▶ _REQUEST_
Give an exact copy of every line, leaving images out.

------------

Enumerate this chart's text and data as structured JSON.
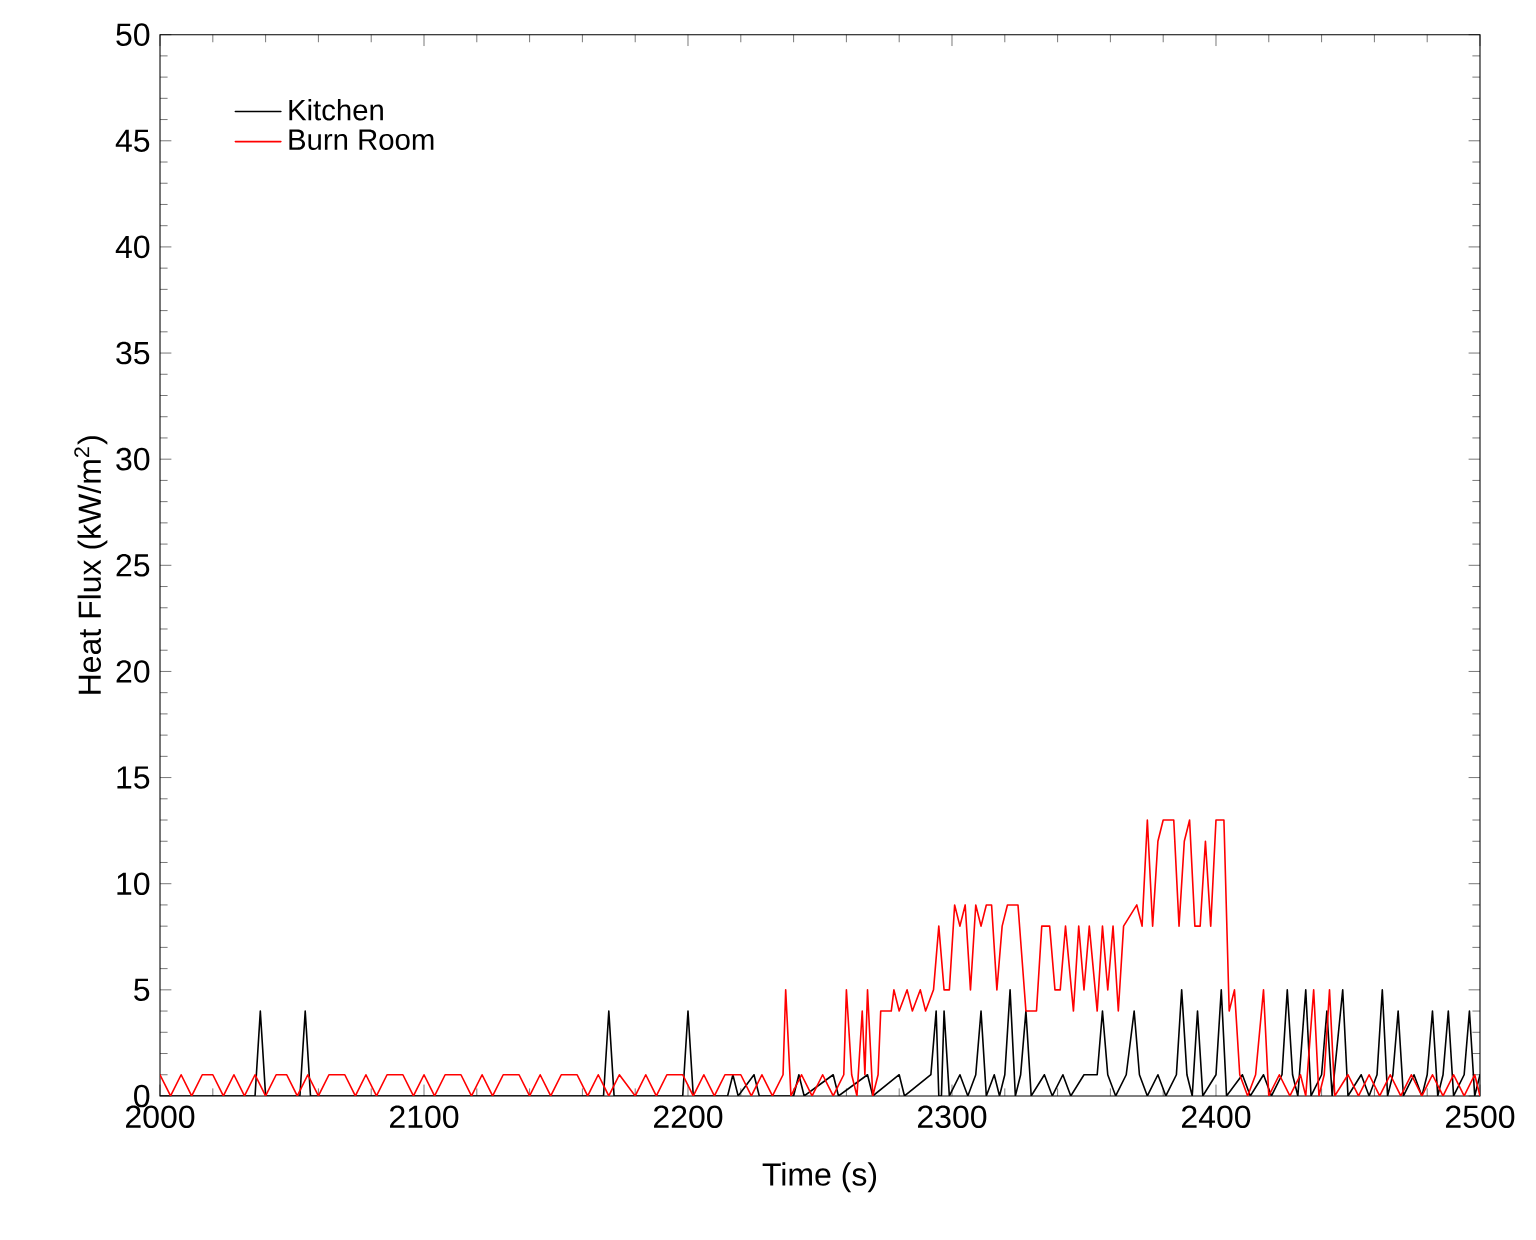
{
  "chart_data": {
    "type": "line",
    "xlabel": "Time (s)",
    "ylabel": "Heat Flux (kW/m$^{2}$)",
    "xlim": [
      2000,
      2500
    ],
    "xticks": [
      2000,
      2100,
      2200,
      2300,
      2400,
      2500
    ],
    "ylim": [
      0,
      50
    ],
    "yticks": [
      0,
      5,
      10,
      15,
      20,
      25,
      30,
      35,
      40,
      45,
      50
    ],
    "legend": "top left",
    "grid": false,
    "marker": "none",
    "line_style": "solid",
    "series": [
      {
        "name": "Kitchen",
        "color": "#000000",
        "x": [
          2000,
          2036,
          2038,
          2040,
          2053,
          2055,
          2057,
          2168,
          2170,
          2172,
          2198,
          2200,
          2202,
          2215,
          2217,
          2219,
          2225,
          2227,
          2240,
          2242,
          2244,
          2255,
          2257,
          2268,
          2270,
          2280,
          2282,
          2292,
          2294,
          2295,
          2296,
          2297,
          2299,
          2303,
          2306,
          2309,
          2311,
          2313,
          2316,
          2318,
          2320,
          2322,
          2324,
          2326,
          2328,
          2330,
          2335,
          2338,
          2342,
          2345,
          2350,
          2355,
          2357,
          2359,
          2362,
          2366,
          2369,
          2371,
          2374,
          2378,
          2381,
          2385,
          2387,
          2389,
          2391,
          2393,
          2395,
          2400,
          2402,
          2404,
          2410,
          2413,
          2418,
          2421,
          2425,
          2427,
          2429,
          2431,
          2434,
          2436,
          2440,
          2442,
          2444,
          2448,
          2450,
          2455,
          2458,
          2461,
          2463,
          2465,
          2467,
          2469,
          2471,
          2475,
          2478,
          2480,
          2482,
          2484,
          2486,
          2488,
          2490,
          2494,
          2496,
          2498,
          2500
        ],
        "values": [
          0,
          0,
          4,
          0,
          0,
          4,
          0,
          0,
          4,
          0,
          0,
          4,
          0,
          0,
          1,
          0,
          1,
          0,
          0,
          1,
          0,
          1,
          0,
          1,
          0,
          1,
          0,
          1,
          4,
          0,
          0,
          4,
          0,
          1,
          0,
          1,
          4,
          0,
          1,
          0,
          1,
          5,
          0,
          1,
          4,
          0,
          1,
          0,
          1,
          0,
          1,
          1,
          4,
          1,
          0,
          1,
          4,
          1,
          0,
          1,
          0,
          1,
          5,
          1,
          0,
          4,
          0,
          1,
          5,
          0,
          1,
          0,
          1,
          0,
          1,
          5,
          1,
          0,
          5,
          0,
          1,
          4,
          0,
          5,
          0,
          1,
          0,
          1,
          5,
          0,
          1,
          4,
          0,
          1,
          0,
          1,
          4,
          0,
          1,
          4,
          0,
          1,
          4,
          0,
          1
        ]
      },
      {
        "name": "Burn Room",
        "color": "#ff0000",
        "x": [
          2000,
          2004,
          2008,
          2012,
          2016,
          2020,
          2024,
          2028,
          2032,
          2036,
          2040,
          2044,
          2048,
          2052,
          2056,
          2060,
          2064,
          2070,
          2074,
          2078,
          2082,
          2086,
          2092,
          2096,
          2100,
          2104,
          2108,
          2114,
          2118,
          2122,
          2126,
          2130,
          2136,
          2140,
          2144,
          2148,
          2152,
          2158,
          2162,
          2166,
          2170,
          2174,
          2180,
          2184,
          2188,
          2192,
          2198,
          2202,
          2206,
          2210,
          2214,
          2220,
          2224,
          2228,
          2232,
          2236,
          2237,
          2239,
          2243,
          2247,
          2251,
          2255,
          2259,
          2260,
          2262,
          2264,
          2266,
          2267,
          2268,
          2270,
          2272,
          2273,
          2277,
          2278,
          2280,
          2283,
          2285,
          2288,
          2290,
          2293,
          2295,
          2297,
          2299,
          2301,
          2303,
          2305,
          2307,
          2309,
          2311,
          2313,
          2315,
          2317,
          2319,
          2321,
          2325,
          2328,
          2332,
          2334,
          2337,
          2339,
          2341,
          2343,
          2346,
          2348,
          2350,
          2352,
          2355,
          2357,
          2359,
          2361,
          2363,
          2365,
          2370,
          2372,
          2374,
          2376,
          2378,
          2380,
          2384,
          2386,
          2388,
          2390,
          2392,
          2394,
          2396,
          2398,
          2400,
          2403,
          2405,
          2407,
          2409,
          2412,
          2415,
          2418,
          2420,
          2424,
          2428,
          2432,
          2434,
          2437,
          2439,
          2441,
          2443,
          2445,
          2450,
          2454,
          2458,
          2462,
          2466,
          2470,
          2474,
          2478,
          2482,
          2486,
          2490,
          2494,
          2498,
          2500
        ],
        "values": [
          1,
          0,
          1,
          0,
          1,
          1,
          0,
          1,
          0,
          1,
          0,
          1,
          1,
          0,
          1,
          0,
          1,
          1,
          0,
          1,
          0,
          1,
          1,
          0,
          1,
          0,
          1,
          1,
          0,
          1,
          0,
          1,
          1,
          0,
          1,
          0,
          1,
          1,
          0,
          1,
          0,
          1,
          0,
          1,
          0,
          1,
          1,
          0,
          1,
          0,
          1,
          1,
          0,
          1,
          0,
          1,
          5,
          0,
          1,
          0,
          1,
          0,
          1,
          5,
          1,
          0,
          4,
          1,
          5,
          0,
          1,
          4,
          4,
          5,
          4,
          5,
          4,
          5,
          4,
          5,
          8,
          5,
          5,
          9,
          8,
          9,
          5,
          9,
          8,
          9,
          9,
          5,
          8,
          9,
          9,
          4,
          4,
          8,
          8,
          5,
          5,
          8,
          4,
          8,
          5,
          8,
          4,
          8,
          5,
          8,
          4,
          8,
          9,
          8,
          13,
          8,
          12,
          13,
          13,
          8,
          12,
          13,
          8,
          8,
          12,
          8,
          13,
          13,
          4,
          5,
          1,
          0,
          1,
          5,
          0,
          1,
          0,
          1,
          0,
          5,
          0,
          1,
          5,
          0,
          1,
          0,
          1,
          0,
          1,
          0,
          1,
          0,
          1,
          0,
          1,
          0,
          1,
          0
        ]
      }
    ]
  }
}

------------

▶ _TASK RESULT_
Enumerate this chart's text and data as structured JSON.
{
  "chart_data": {
    "type": "line",
    "xlabel": "Time (s)",
    "ylabel": "Heat Flux (kW/m$^{2}$)",
    "xlim": [
      2000,
      2500
    ],
    "xticks": [
      2000,
      2100,
      2200,
      2300,
      2400,
      2500
    ],
    "ylim": [
      0,
      50
    ],
    "yticks": [
      0,
      5,
      10,
      15,
      20,
      25,
      30,
      35,
      40,
      45,
      50
    ],
    "legend": "top left",
    "grid": false,
    "marker": "none",
    "line_style": "solid",
    "series": [
      {
        "name": "Kitchen",
        "color": "#000000",
        "x": [
          2000,
          2036,
          2038,
          2040,
          2053,
          2055,
          2057,
          2168,
          2170,
          2172,
          2198,
          2200,
          2202,
          2215,
          2217,
          2219,
          2225,
          2227,
          2240,
          2242,
          2244,
          2255,
          2257,
          2268,
          2270,
          2280,
          2282,
          2292,
          2294,
          2295,
          2296,
          2297,
          2299,
          2303,
          2306,
          2309,
          2311,
          2313,
          2316,
          2318,
          2320,
          2322,
          2324,
          2326,
          2328,
          2330,
          2335,
          2338,
          2342,
          2345,
          2350,
          2355,
          2357,
          2359,
          2362,
          2366,
          2369,
          2371,
          2374,
          2378,
          2381,
          2385,
          2387,
          2389,
          2391,
          2393,
          2395,
          2400,
          2402,
          2404,
          2410,
          2413,
          2418,
          2421,
          2425,
          2427,
          2429,
          2431,
          2434,
          2436,
          2440,
          2442,
          2444,
          2448,
          2450,
          2455,
          2458,
          2461,
          2463,
          2465,
          2467,
          2469,
          2471,
          2475,
          2478,
          2480,
          2482,
          2484,
          2486,
          2488,
          2490,
          2494,
          2496,
          2498,
          2500
        ],
        "values": [
          0,
          0,
          4,
          0,
          0,
          4,
          0,
          0,
          4,
          0,
          0,
          4,
          0,
          0,
          1,
          0,
          1,
          0,
          0,
          1,
          0,
          1,
          0,
          1,
          0,
          1,
          0,
          1,
          4,
          0,
          0,
          4,
          0,
          1,
          0,
          1,
          4,
          0,
          1,
          0,
          1,
          5,
          0,
          1,
          4,
          0,
          1,
          0,
          1,
          0,
          1,
          1,
          4,
          1,
          0,
          1,
          4,
          1,
          0,
          1,
          0,
          1,
          5,
          1,
          0,
          4,
          0,
          1,
          5,
          0,
          1,
          0,
          1,
          0,
          1,
          5,
          1,
          0,
          5,
          0,
          1,
          4,
          0,
          5,
          0,
          1,
          0,
          1,
          5,
          0,
          1,
          4,
          0,
          1,
          0,
          1,
          4,
          0,
          1,
          4,
          0,
          1,
          4,
          0,
          1
        ]
      },
      {
        "name": "Burn Room",
        "color": "#ff0000",
        "x": [
          2000,
          2004,
          2008,
          2012,
          2016,
          2020,
          2024,
          2028,
          2032,
          2036,
          2040,
          2044,
          2048,
          2052,
          2056,
          2060,
          2064,
          2070,
          2074,
          2078,
          2082,
          2086,
          2092,
          2096,
          2100,
          2104,
          2108,
          2114,
          2118,
          2122,
          2126,
          2130,
          2136,
          2140,
          2144,
          2148,
          2152,
          2158,
          2162,
          2166,
          2170,
          2174,
          2180,
          2184,
          2188,
          2192,
          2198,
          2202,
          2206,
          2210,
          2214,
          2220,
          2224,
          2228,
          2232,
          2236,
          2237,
          2239,
          2243,
          2247,
          2251,
          2255,
          2259,
          2260,
          2262,
          2264,
          2266,
          2267,
          2268,
          2270,
          2272,
          2273,
          2277,
          2278,
          2280,
          2283,
          2285,
          2288,
          2290,
          2293,
          2295,
          2297,
          2299,
          2301,
          2303,
          2305,
          2307,
          2309,
          2311,
          2313,
          2315,
          2317,
          2319,
          2321,
          2325,
          2328,
          2332,
          2334,
          2337,
          2339,
          2341,
          2343,
          2346,
          2348,
          2350,
          2352,
          2355,
          2357,
          2359,
          2361,
          2363,
          2365,
          2370,
          2372,
          2374,
          2376,
          2378,
          2380,
          2384,
          2386,
          2388,
          2390,
          2392,
          2394,
          2396,
          2398,
          2400,
          2403,
          2405,
          2407,
          2409,
          2412,
          2415,
          2418,
          2420,
          2424,
          2428,
          2432,
          2434,
          2437,
          2439,
          2441,
          2443,
          2445,
          2450,
          2454,
          2458,
          2462,
          2466,
          2470,
          2474,
          2478,
          2482,
          2486,
          2490,
          2494,
          2498,
          2500
        ],
        "values": [
          1,
          0,
          1,
          0,
          1,
          1,
          0,
          1,
          0,
          1,
          0,
          1,
          1,
          0,
          1,
          0,
          1,
          1,
          0,
          1,
          0,
          1,
          1,
          0,
          1,
          0,
          1,
          1,
          0,
          1,
          0,
          1,
          1,
          0,
          1,
          0,
          1,
          1,
          0,
          1,
          0,
          1,
          0,
          1,
          0,
          1,
          1,
          0,
          1,
          0,
          1,
          1,
          0,
          1,
          0,
          1,
          5,
          0,
          1,
          0,
          1,
          0,
          1,
          5,
          1,
          0,
          4,
          1,
          5,
          0,
          1,
          4,
          4,
          5,
          4,
          5,
          4,
          5,
          4,
          5,
          8,
          5,
          5,
          9,
          8,
          9,
          5,
          9,
          8,
          9,
          9,
          5,
          8,
          9,
          9,
          4,
          4,
          8,
          8,
          5,
          5,
          8,
          4,
          8,
          5,
          8,
          4,
          8,
          5,
          8,
          4,
          8,
          9,
          8,
          13,
          8,
          12,
          13,
          13,
          8,
          12,
          13,
          8,
          8,
          12,
          8,
          13,
          13,
          4,
          5,
          1,
          0,
          1,
          5,
          0,
          1,
          0,
          1,
          0,
          5,
          0,
          1,
          5,
          0,
          1,
          0,
          1,
          0,
          1,
          0,
          1,
          0,
          1,
          0,
          1,
          0,
          1,
          0
        ]
      }
    ]
  }
}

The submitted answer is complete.